• **GIVEN REQUEST**:
Select every line holding the word "Dividend" and copy it.

• **RECORDED DATA**:

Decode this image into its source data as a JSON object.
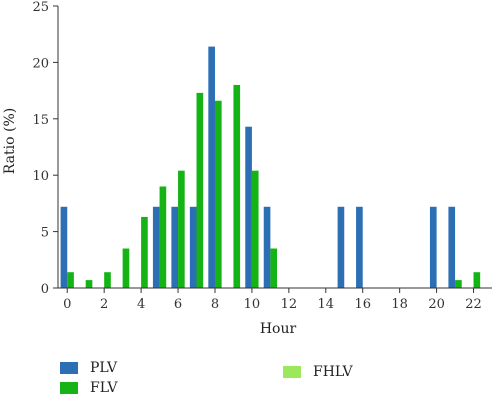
{
  "chart_data": {
    "type": "bar",
    "xlabel": "Hour",
    "ylabel": "Ratio (%)",
    "ylim": [
      0,
      25
    ],
    "xlim": [
      -0.5,
      23
    ],
    "x_ticks": [
      0,
      2,
      4,
      6,
      8,
      10,
      12,
      14,
      16,
      18,
      20,
      22
    ],
    "y_ticks": [
      0,
      5,
      10,
      15,
      20,
      25
    ],
    "grid": false,
    "legend_position": "bottom",
    "series": [
      {
        "name": "PLV",
        "color": "#2c6fb5",
        "points": [
          {
            "x": 0,
            "y": 7.2
          },
          {
            "x": 5,
            "y": 7.2
          },
          {
            "x": 6,
            "y": 7.2
          },
          {
            "x": 7,
            "y": 7.2
          },
          {
            "x": 8,
            "y": 21.4
          },
          {
            "x": 10,
            "y": 14.3
          },
          {
            "x": 11,
            "y": 7.2
          },
          {
            "x": 15,
            "y": 7.2
          },
          {
            "x": 16,
            "y": 7.2
          },
          {
            "x": 20,
            "y": 7.2
          },
          {
            "x": 21,
            "y": 7.2
          }
        ]
      },
      {
        "name": "FLV",
        "color": "#16b316",
        "points": [
          {
            "x": 0,
            "y": 1.4
          },
          {
            "x": 1,
            "y": 0.7
          },
          {
            "x": 2,
            "y": 1.4
          },
          {
            "x": 3,
            "y": 3.5
          },
          {
            "x": 4,
            "y": 6.3
          },
          {
            "x": 5,
            "y": 9.0
          },
          {
            "x": 6,
            "y": 10.4
          },
          {
            "x": 7,
            "y": 17.3
          },
          {
            "x": 8,
            "y": 16.6
          },
          {
            "x": 9,
            "y": 18.0
          },
          {
            "x": 10,
            "y": 10.4
          },
          {
            "x": 11,
            "y": 3.5
          },
          {
            "x": 21,
            "y": 0.7
          },
          {
            "x": 22,
            "y": 1.4
          }
        ]
      },
      {
        "name": "FHLV",
        "color": "#9be85a",
        "points": []
      }
    ]
  }
}
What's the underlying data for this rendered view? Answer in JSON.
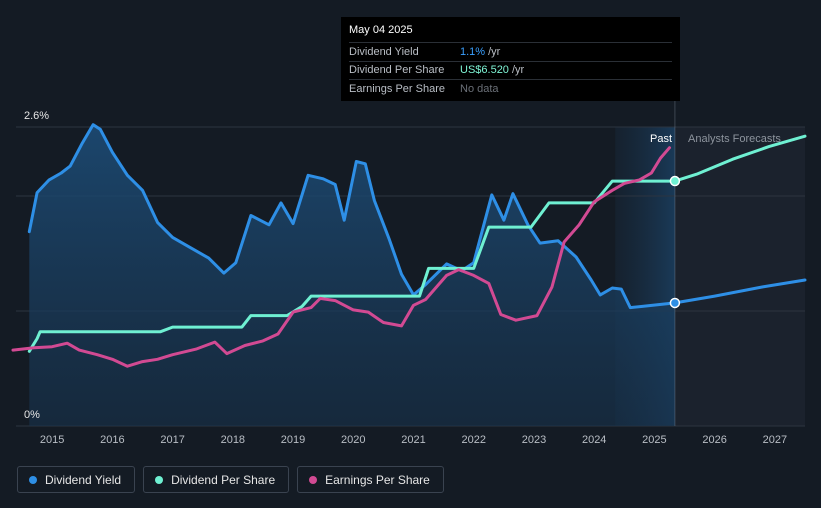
{
  "tooltip": {
    "date": "May 04 2025",
    "rows": [
      {
        "label": "Dividend Yield",
        "value": "1.1%",
        "unit": "/yr"
      },
      {
        "label": "Dividend Per Share",
        "value": "US$6.520",
        "unit": "/yr"
      },
      {
        "label": "Earnings Per Share",
        "value": "No data",
        "unit": ""
      }
    ]
  },
  "region_labels": {
    "past": "Past",
    "forecast": "Analysts Forecasts"
  },
  "legend": [
    {
      "label": "Dividend Yield",
      "color": "#2e8fe6"
    },
    {
      "label": "Dividend Per Share",
      "color": "#6ff0d2"
    },
    {
      "label": "Earnings Per Share",
      "color": "#d24a93"
    }
  ],
  "chart_data": {
    "type": "line",
    "xlim": [
      2014.4,
      2027.5
    ],
    "ylim": [
      0,
      2.6
    ],
    "ylabels": [
      "0%",
      "2.6%"
    ],
    "x_ticks": [
      2015,
      2016,
      2017,
      2018,
      2019,
      2020,
      2021,
      2022,
      2023,
      2024,
      2025,
      2026,
      2027
    ],
    "x_tick_labels": [
      "2015",
      "2016",
      "2017",
      "2018",
      "2019",
      "2020",
      "2021",
      "2022",
      "2023",
      "2024",
      "2025",
      "2026",
      "2027"
    ],
    "gridlines_y": [
      0,
      1.0,
      2.0,
      2.6
    ],
    "past_end": 2025.34,
    "highlight_start": 2024.35,
    "series": [
      {
        "name": "Dividend Yield",
        "color": "#2e8fe6",
        "fill": true,
        "points": [
          [
            2014.62,
            1.69
          ],
          [
            2014.75,
            2.03
          ],
          [
            2014.95,
            2.14
          ],
          [
            2015.15,
            2.2
          ],
          [
            2015.3,
            2.26
          ],
          [
            2015.5,
            2.46
          ],
          [
            2015.68,
            2.62
          ],
          [
            2015.8,
            2.58
          ],
          [
            2016.0,
            2.38
          ],
          [
            2016.25,
            2.18
          ],
          [
            2016.5,
            2.05
          ],
          [
            2016.75,
            1.77
          ],
          [
            2017.0,
            1.64
          ],
          [
            2017.3,
            1.55
          ],
          [
            2017.6,
            1.46
          ],
          [
            2017.85,
            1.33
          ],
          [
            2018.05,
            1.42
          ],
          [
            2018.3,
            1.83
          ],
          [
            2018.6,
            1.75
          ],
          [
            2018.8,
            1.94
          ],
          [
            2019.0,
            1.76
          ],
          [
            2019.25,
            2.18
          ],
          [
            2019.5,
            2.15
          ],
          [
            2019.7,
            2.1
          ],
          [
            2019.85,
            1.79
          ],
          [
            2020.05,
            2.3
          ],
          [
            2020.2,
            2.28
          ],
          [
            2020.35,
            1.96
          ],
          [
            2020.6,
            1.62
          ],
          [
            2020.8,
            1.32
          ],
          [
            2021.0,
            1.14
          ],
          [
            2021.2,
            1.23
          ],
          [
            2021.55,
            1.41
          ],
          [
            2021.8,
            1.35
          ],
          [
            2022.0,
            1.42
          ],
          [
            2022.3,
            2.01
          ],
          [
            2022.5,
            1.79
          ],
          [
            2022.65,
            2.02
          ],
          [
            2022.9,
            1.75
          ],
          [
            2023.1,
            1.59
          ],
          [
            2023.4,
            1.61
          ],
          [
            2023.7,
            1.47
          ],
          [
            2023.95,
            1.27
          ],
          [
            2024.1,
            1.14
          ],
          [
            2024.3,
            1.2
          ],
          [
            2024.45,
            1.19
          ],
          [
            2024.6,
            1.03
          ],
          [
            2024.8,
            1.04
          ],
          [
            2025.34,
            1.07
          ],
          [
            2026.0,
            1.13
          ],
          [
            2026.8,
            1.21
          ],
          [
            2027.5,
            1.27
          ]
        ]
      },
      {
        "name": "Dividend Per Share",
        "color": "#6ff0d2",
        "fill": false,
        "points": [
          [
            2014.62,
            0.65
          ],
          [
            2014.75,
            0.76
          ],
          [
            2014.8,
            0.82
          ],
          [
            2015.5,
            0.82
          ],
          [
            2016.5,
            0.82
          ],
          [
            2016.8,
            0.82
          ],
          [
            2017.0,
            0.86
          ],
          [
            2017.5,
            0.86
          ],
          [
            2018.15,
            0.86
          ],
          [
            2018.3,
            0.96
          ],
          [
            2018.9,
            0.96
          ],
          [
            2019.15,
            1.04
          ],
          [
            2019.3,
            1.13
          ],
          [
            2020.0,
            1.13
          ],
          [
            2021.0,
            1.13
          ],
          [
            2021.1,
            1.13
          ],
          [
            2021.25,
            1.37
          ],
          [
            2021.5,
            1.37
          ],
          [
            2022.0,
            1.37
          ],
          [
            2022.25,
            1.73
          ],
          [
            2022.5,
            1.73
          ],
          [
            2022.95,
            1.73
          ],
          [
            2023.25,
            1.94
          ],
          [
            2023.5,
            1.94
          ],
          [
            2024.0,
            1.94
          ],
          [
            2024.3,
            2.13
          ],
          [
            2024.6,
            2.13
          ],
          [
            2025.34,
            2.13
          ],
          [
            2025.7,
            2.19
          ],
          [
            2026.3,
            2.32
          ],
          [
            2026.9,
            2.43
          ],
          [
            2027.5,
            2.52
          ]
        ]
      },
      {
        "name": "Earnings Per Share",
        "color": "#d24a93",
        "fill": false,
        "points": [
          [
            2014.35,
            0.66
          ],
          [
            2014.7,
            0.68
          ],
          [
            2015.0,
            0.69
          ],
          [
            2015.25,
            0.72
          ],
          [
            2015.45,
            0.66
          ],
          [
            2015.75,
            0.62
          ],
          [
            2016.0,
            0.58
          ],
          [
            2016.25,
            0.52
          ],
          [
            2016.5,
            0.56
          ],
          [
            2016.75,
            0.58
          ],
          [
            2017.0,
            0.62
          ],
          [
            2017.4,
            0.67
          ],
          [
            2017.7,
            0.73
          ],
          [
            2017.9,
            0.63
          ],
          [
            2018.2,
            0.7
          ],
          [
            2018.5,
            0.74
          ],
          [
            2018.75,
            0.8
          ],
          [
            2019.0,
            0.99
          ],
          [
            2019.3,
            1.03
          ],
          [
            2019.45,
            1.11
          ],
          [
            2019.7,
            1.09
          ],
          [
            2020.0,
            1.01
          ],
          [
            2020.25,
            0.99
          ],
          [
            2020.5,
            0.9
          ],
          [
            2020.8,
            0.87
          ],
          [
            2021.0,
            1.05
          ],
          [
            2021.2,
            1.1
          ],
          [
            2021.55,
            1.31
          ],
          [
            2021.75,
            1.36
          ],
          [
            2022.0,
            1.31
          ],
          [
            2022.25,
            1.24
          ],
          [
            2022.45,
            0.97
          ],
          [
            2022.7,
            0.92
          ],
          [
            2023.05,
            0.96
          ],
          [
            2023.3,
            1.21
          ],
          [
            2023.5,
            1.6
          ],
          [
            2023.75,
            1.75
          ],
          [
            2024.0,
            1.95
          ],
          [
            2024.3,
            2.05
          ],
          [
            2024.5,
            2.11
          ],
          [
            2024.75,
            2.14
          ],
          [
            2024.95,
            2.2
          ],
          [
            2025.1,
            2.33
          ],
          [
            2025.25,
            2.42
          ]
        ]
      }
    ],
    "markers": [
      {
        "series": "Dividend Yield",
        "x": 2025.34,
        "y": 1.07
      },
      {
        "series": "Dividend Per Share",
        "x": 2025.34,
        "y": 2.13
      }
    ]
  }
}
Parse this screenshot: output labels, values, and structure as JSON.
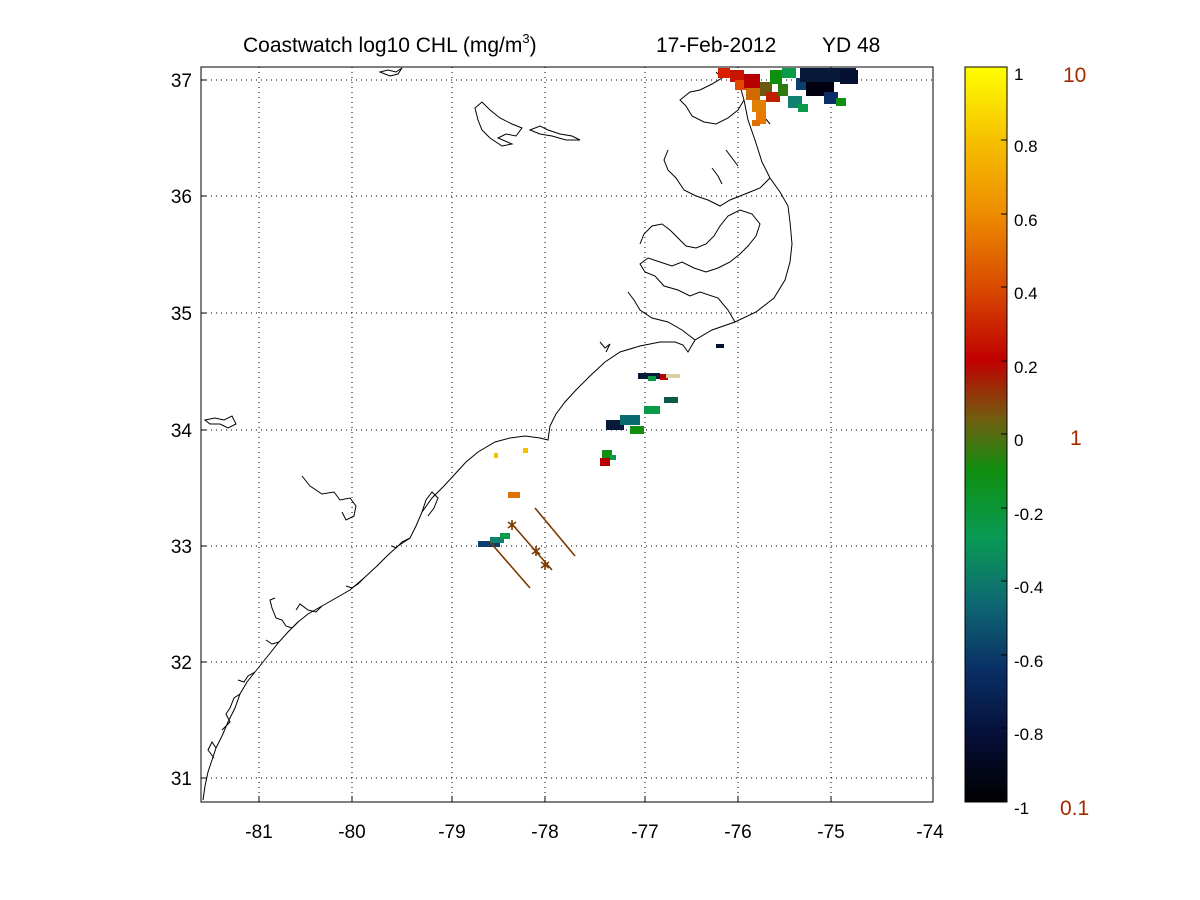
{
  "title": {
    "prefix": "Coastwatch  log10  CHL (mg/m",
    "superscript": "3",
    "suffix": ")",
    "date": "17-Feb-2012",
    "yearday": "YD 48"
  },
  "map": {
    "lon_range": [
      -81.6,
      -74
    ],
    "lat_range": [
      30.8,
      37.15
    ],
    "x_ticks": [
      "-81",
      "-80",
      "-79",
      "-78",
      "-77",
      "-76",
      "-75",
      "-74"
    ],
    "y_ticks": [
      "37",
      "36",
      "35",
      "34",
      "33",
      "32",
      "31"
    ],
    "grid": "dotted",
    "coastline_color": "#000000"
  },
  "colorbar": {
    "range": [
      -1,
      1
    ],
    "ticks": [
      "1",
      "0.8",
      "0.6",
      "0.4",
      "0.2",
      "0",
      "-0.2",
      "-0.4",
      "-0.6",
      "-0.8",
      "-1"
    ],
    "secondary_labels": [
      "10",
      "1",
      "0.1"
    ],
    "secondary_label_color": "#a52a00",
    "colormap": [
      "#000000",
      "#071a5a",
      "#0a3f70",
      "#11806e",
      "#0a9a4a",
      "#0e8f0e",
      "#6e6a10",
      "#b80000",
      "#d63a00",
      "#ef8a00",
      "#f6c000",
      "#ffff00"
    ]
  },
  "glider_tracks_color": "#7a3a00"
}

• **RESPONSE TO THE TASK**:
        "label": "Dividend Yield",
        "label": "Dividend Per Share",
      "label": "Dividend Yield",
      "label": "Dividend Per Share",
        "name": "Dividend Yield",
        "name": "Dividend Per Share",
        "series": "Dividend Yield",
        "series": "Dividend Per Share",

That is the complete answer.